▶ What you should do: Reproduce all the lines below exactly and omit the images.

▶ Listed records:
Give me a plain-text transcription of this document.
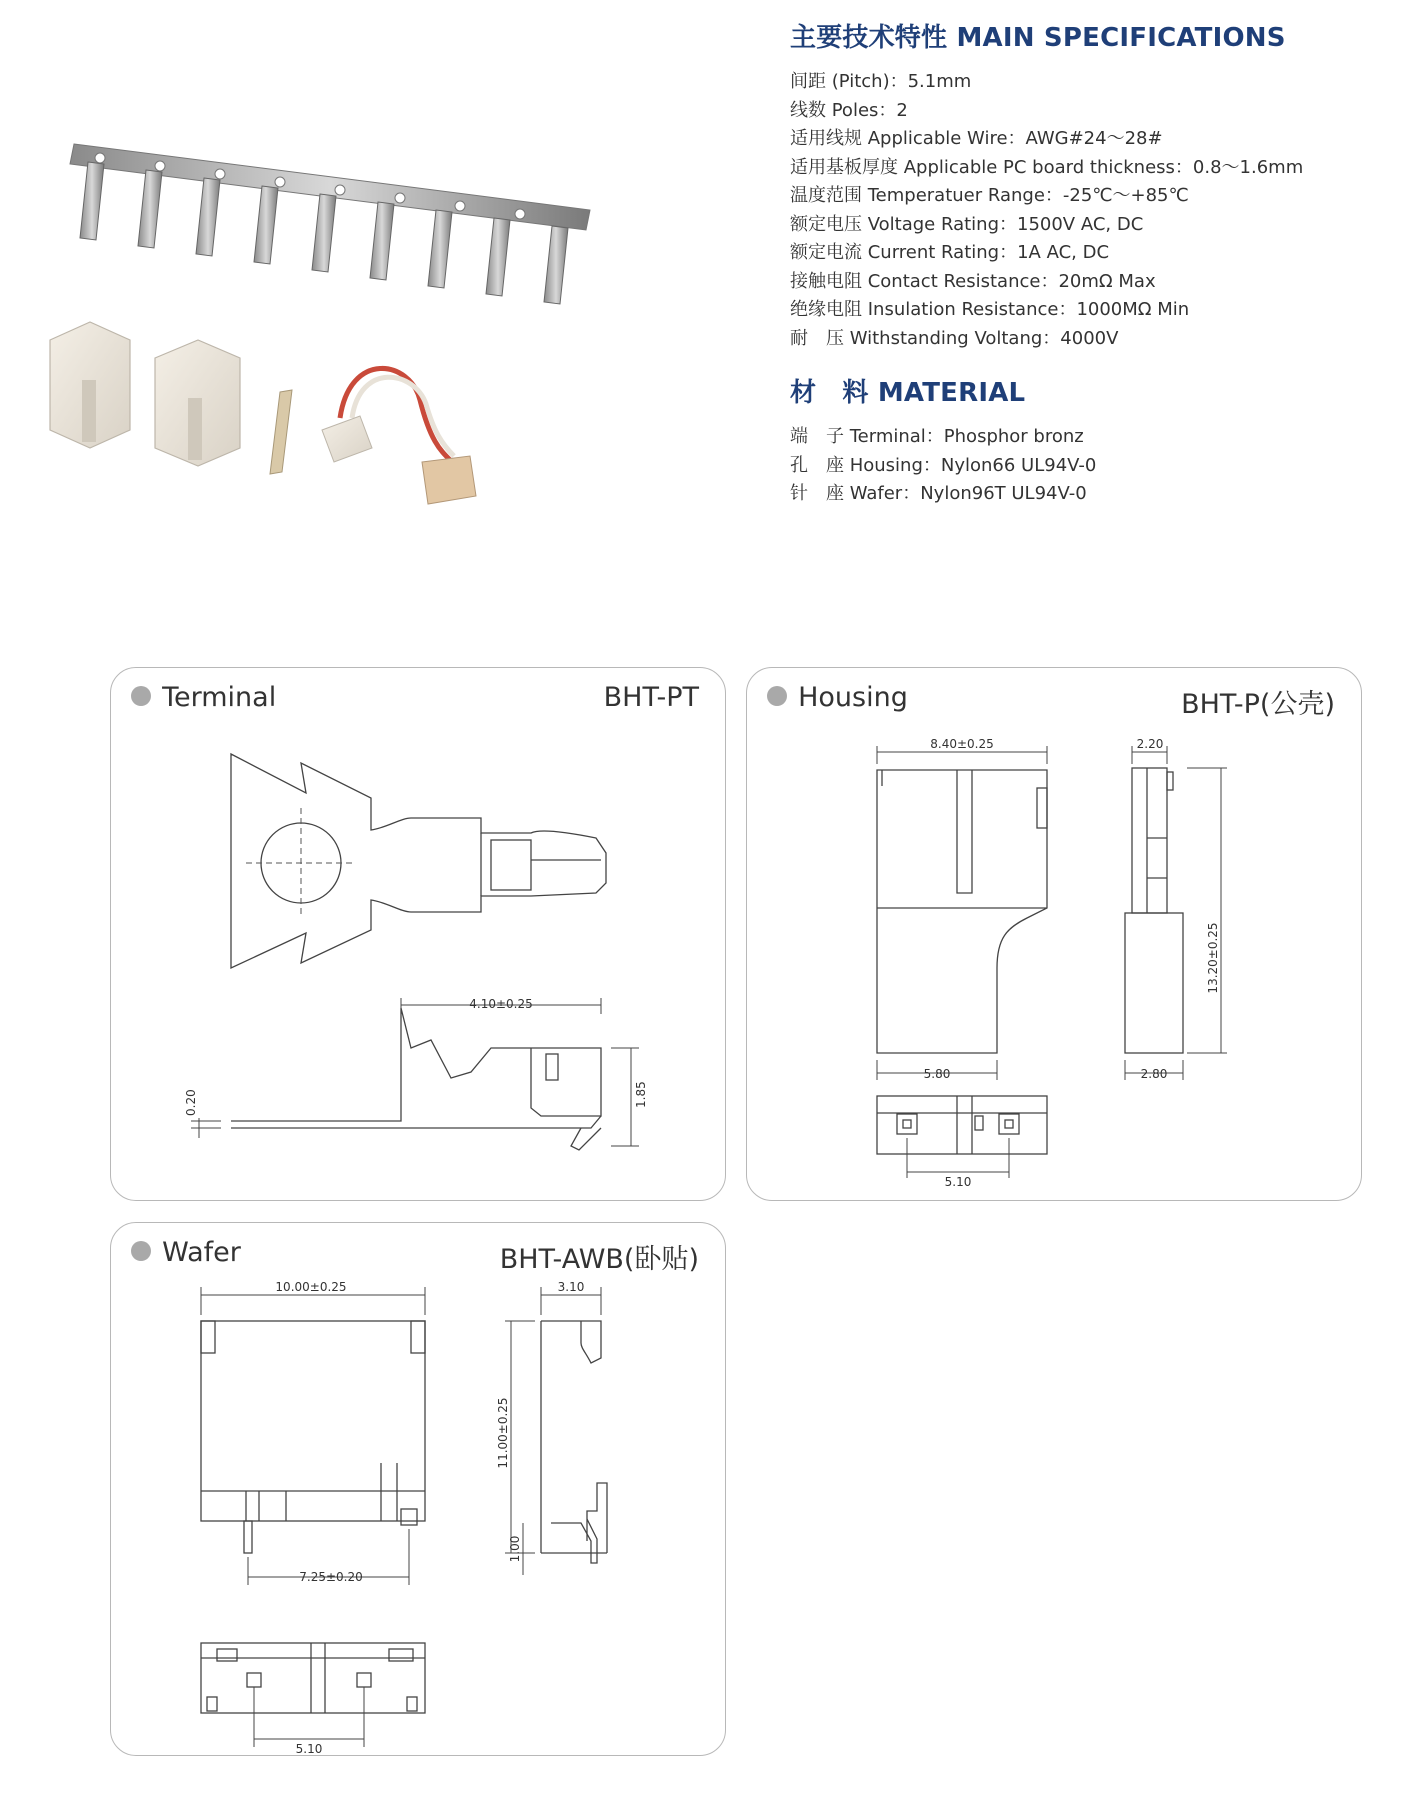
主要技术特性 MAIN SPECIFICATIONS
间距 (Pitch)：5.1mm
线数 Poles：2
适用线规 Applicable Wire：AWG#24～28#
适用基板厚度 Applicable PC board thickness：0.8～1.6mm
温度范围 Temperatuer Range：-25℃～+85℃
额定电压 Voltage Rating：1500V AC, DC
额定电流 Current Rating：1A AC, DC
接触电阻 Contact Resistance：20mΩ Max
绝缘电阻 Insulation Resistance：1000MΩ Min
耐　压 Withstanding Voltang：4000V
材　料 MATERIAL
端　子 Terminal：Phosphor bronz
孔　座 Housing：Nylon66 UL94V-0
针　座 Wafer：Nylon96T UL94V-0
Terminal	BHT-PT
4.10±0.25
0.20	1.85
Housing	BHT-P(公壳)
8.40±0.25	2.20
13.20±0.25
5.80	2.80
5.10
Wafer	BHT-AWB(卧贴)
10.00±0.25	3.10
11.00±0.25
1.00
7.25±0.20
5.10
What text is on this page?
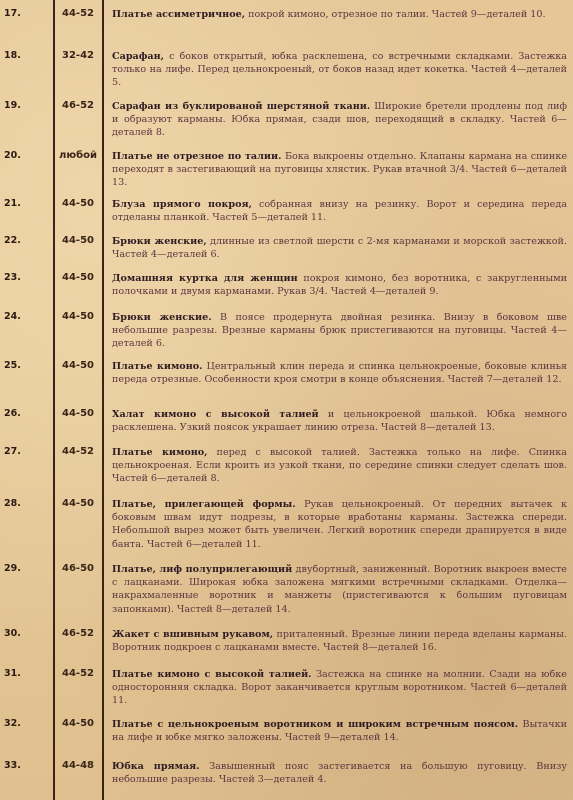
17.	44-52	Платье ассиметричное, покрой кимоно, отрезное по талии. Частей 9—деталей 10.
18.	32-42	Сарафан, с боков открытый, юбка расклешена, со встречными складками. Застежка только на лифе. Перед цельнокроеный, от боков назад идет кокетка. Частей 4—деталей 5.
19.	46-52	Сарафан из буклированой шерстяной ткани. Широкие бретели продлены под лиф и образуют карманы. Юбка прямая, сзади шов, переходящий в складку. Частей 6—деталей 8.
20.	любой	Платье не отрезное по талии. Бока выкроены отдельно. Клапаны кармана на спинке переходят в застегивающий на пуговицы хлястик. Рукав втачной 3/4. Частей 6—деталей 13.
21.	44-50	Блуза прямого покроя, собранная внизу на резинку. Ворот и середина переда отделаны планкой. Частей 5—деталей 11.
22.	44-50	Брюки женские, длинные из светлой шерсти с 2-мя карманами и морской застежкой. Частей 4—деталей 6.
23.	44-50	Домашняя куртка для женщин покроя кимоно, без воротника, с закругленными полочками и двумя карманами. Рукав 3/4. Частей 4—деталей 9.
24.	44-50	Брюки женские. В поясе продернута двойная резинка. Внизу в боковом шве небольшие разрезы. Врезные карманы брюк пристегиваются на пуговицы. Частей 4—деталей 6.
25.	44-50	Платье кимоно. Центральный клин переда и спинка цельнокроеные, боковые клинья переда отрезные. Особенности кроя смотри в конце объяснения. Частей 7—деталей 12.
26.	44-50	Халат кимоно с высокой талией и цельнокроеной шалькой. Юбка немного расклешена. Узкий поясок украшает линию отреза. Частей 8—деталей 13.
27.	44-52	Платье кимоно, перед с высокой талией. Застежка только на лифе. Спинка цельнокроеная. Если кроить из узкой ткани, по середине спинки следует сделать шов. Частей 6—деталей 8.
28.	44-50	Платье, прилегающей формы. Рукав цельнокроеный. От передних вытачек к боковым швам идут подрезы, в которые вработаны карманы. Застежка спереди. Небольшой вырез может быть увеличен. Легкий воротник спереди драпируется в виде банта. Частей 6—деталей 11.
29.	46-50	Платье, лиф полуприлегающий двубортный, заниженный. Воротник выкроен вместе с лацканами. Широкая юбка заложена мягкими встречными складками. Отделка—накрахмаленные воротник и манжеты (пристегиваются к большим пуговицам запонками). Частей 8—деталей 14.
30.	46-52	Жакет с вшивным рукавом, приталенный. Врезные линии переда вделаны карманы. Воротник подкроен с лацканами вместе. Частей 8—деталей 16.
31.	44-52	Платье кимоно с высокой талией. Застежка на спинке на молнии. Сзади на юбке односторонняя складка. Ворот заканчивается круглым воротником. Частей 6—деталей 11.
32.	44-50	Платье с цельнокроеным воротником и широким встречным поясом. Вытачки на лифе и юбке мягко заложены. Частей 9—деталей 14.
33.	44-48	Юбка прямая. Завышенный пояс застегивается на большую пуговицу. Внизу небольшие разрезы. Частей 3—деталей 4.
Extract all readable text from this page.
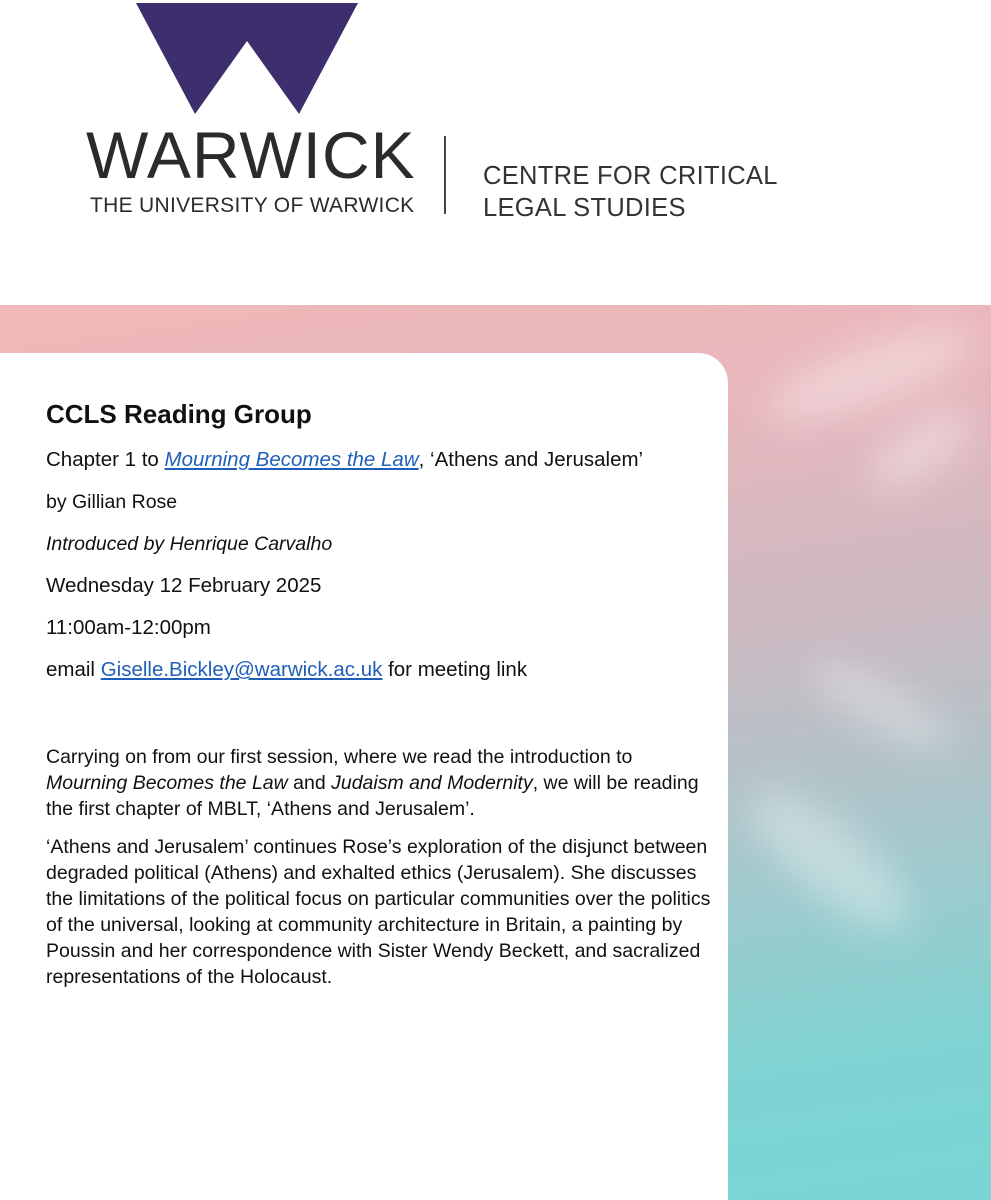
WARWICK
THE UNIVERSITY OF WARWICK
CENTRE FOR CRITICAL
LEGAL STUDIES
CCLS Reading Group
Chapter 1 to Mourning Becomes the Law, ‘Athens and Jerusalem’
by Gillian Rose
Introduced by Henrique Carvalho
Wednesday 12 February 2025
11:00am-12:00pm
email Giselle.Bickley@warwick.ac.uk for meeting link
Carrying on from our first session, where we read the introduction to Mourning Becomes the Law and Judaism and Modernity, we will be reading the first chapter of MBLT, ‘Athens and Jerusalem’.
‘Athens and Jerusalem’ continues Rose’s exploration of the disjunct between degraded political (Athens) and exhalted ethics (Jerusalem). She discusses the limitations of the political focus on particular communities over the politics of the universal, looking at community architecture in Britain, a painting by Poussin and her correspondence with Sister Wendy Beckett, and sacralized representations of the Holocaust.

▶ Answer for this exercise:
Give me a plain-text transcription of this document.
主要技术特性 MAIN SPECIFICATIONS
间距 (Pitch)：5.1mm
线数 Poles：2
适用线规 Applicable Wire：AWG#24～28#
适用基板厚度 Applicable PC board thickness：0.8～1.6mm
温度范围 Temperatuer Range：-25℃～+85℃
额定电压 Voltage Rating：1500V AC, DC
额定电流 Current Rating：1A AC, DC
接触电阻 Contact Resistance：20mΩ Max
绝缘电阻 Insulation Resistance：1000MΩ Min
耐　压 Withstanding Voltang：4000V
材　料 MATERIAL
端　子 Terminal：Phosphor bronz
孔　座 Housing：Nylon66 UL94V-0
针　座 Wafer：Nylon96T UL94V-0
Terminal	BHT-PT
4.10±0.25
0.20	1.85
Housing	BHT-P(公壳)
8.40±0.25	2.20
13.20±0.25
5.80	2.80
5.10
Wafer	BHT-AWB(卧贴)
10.00±0.25	3.10
11.00±0.25
1.00
7.25±0.20
5.10
What text is on this page?
17.	44-52	Платье ассиметричное, покрой кимоно, отрезное по талии. Частей 9—деталей 10.
18.	32-42	Сарафан, с боков открытый, юбка расклешена, со встречными складками. Застежка только на лифе. Перед цельнокроеный, от боков назад идет кокетка. Частей 4—деталей 5.
19.	46-52	Сарафан из буклированой шерстяной ткани. Широкие бретели продлены под лиф и образуют карманы. Юбка прямая, сзади шов, переходящий в складку. Частей 6—деталей 8.
20.	любой	Платье не отрезное по талии. Бока выкроены отдельно. Клапаны кармана на спинке переходят в застегивающий на пуговицы хлястик. Рукав втачной 3/4. Частей 6—деталей 13.
21.	44-50	Блуза прямого покроя, собранная внизу на резинку. Ворот и середина переда отделаны планкой. Частей 5—деталей 11.
22.	44-50	Брюки женские, длинные из светлой шерсти с 2-мя карманами и морской застежкой. Частей 4—деталей 6.
23.	44-50	Домашняя куртка для женщин покроя кимоно, без воротника, с закругленными полочками и двумя карманами. Рукав 3/4. Частей 4—деталей 9.
24.	44-50	Брюки женские. В поясе продернута двойная резинка. Внизу в боковом шве небольшие разрезы. Врезные карманы брюк пристегиваются на пуговицы. Частей 4—деталей 6.
25.	44-50	Платье кимоно. Центральный клин переда и спинка цельнокроеные, боковые клинья переда отрезные. Особенности кроя смотри в конце объяснения. Частей 7—деталей 12.
26.	44-50	Халат кимоно с высокой талией и цельнокроеной шалькой. Юбка немного расклешена. Узкий поясок украшает линию отреза. Частей 8—деталей 13.
27.	44-52	Платье кимоно, перед с высокой талией. Застежка только на лифе. Спинка цельнокроеная. Если кроить из узкой ткани, по середине спинки следует сделать шов. Частей 6—деталей 8.
28.	44-50	Платье, прилегающей формы. Рукав цельнокроеный. От передних вытачек к боковым швам идут подрезы, в которые вработаны карманы. Застежка спереди. Небольшой вырез может быть увеличен. Легкий воротник спереди драпируется в виде банта. Частей 6—деталей 11.
29.	46-50	Платье, лиф полуприлегающий двубортный, заниженный. Воротник выкроен вместе с лацканами. Широкая юбка заложена мягкими встречными складками. Отделка—накрахмаленные воротник и манжеты (пристегиваются к большим пуговицам запонками). Частей 8—деталей 14.
30.	46-52	Жакет с вшивным рукавом, приталенный. Врезные линии переда вделаны карманы. Воротник подкроен с лацканами вместе. Частей 8—деталей 16.
31.	44-52	Платье кимоно с высокой талией. Застежка на спинке на молнии. Сзади на юбке односторонняя складка. Ворот заканчивается круглым воротником. Частей 6—деталей 11.
32.	44-50	Платье с цельнокроеным воротником и широким встречным поясом. Вытачки на лифе и юбке мягко заложены. Частей 9—деталей 14.
33.	44-48	Юбка прямая. Завышенный пояс застегивается на большую пуговицу. Внизу небольшие разрезы. Частей 3—деталей 4.
Extract all readable text from this page.
WARWICK
THE UNIVERSITY OF WARWICK
CENTRE FOR CRITICAL
LEGAL STUDIES
CCLS Reading Group
Chapter 1 to Mourning Becomes the Law, ‘Athens and Jerusalem’
by Gillian Rose
Introduced by Henrique Carvalho
Wednesday 12 February 2025
11:00am-12:00pm
email Giselle.Bickley@warwick.ac.uk for meeting link
Carrying on from our first session, where we read the introduction to Mourning Becomes the Law and Judaism and Modernity, we will be reading the first chapter of MBLT, ‘Athens and Jerusalem’.
‘Athens and Jerusalem’ continues Rose’s exploration of the disjunct between degraded political (Athens) and exhalted ethics (Jerusalem). She discusses the limitations of the political focus on particular communities over the politics of the universal, looking at community architecture in Britain, a painting by Poussin and her correspondence with Sister Wendy Beckett, and sacralized representations of the Holocaust.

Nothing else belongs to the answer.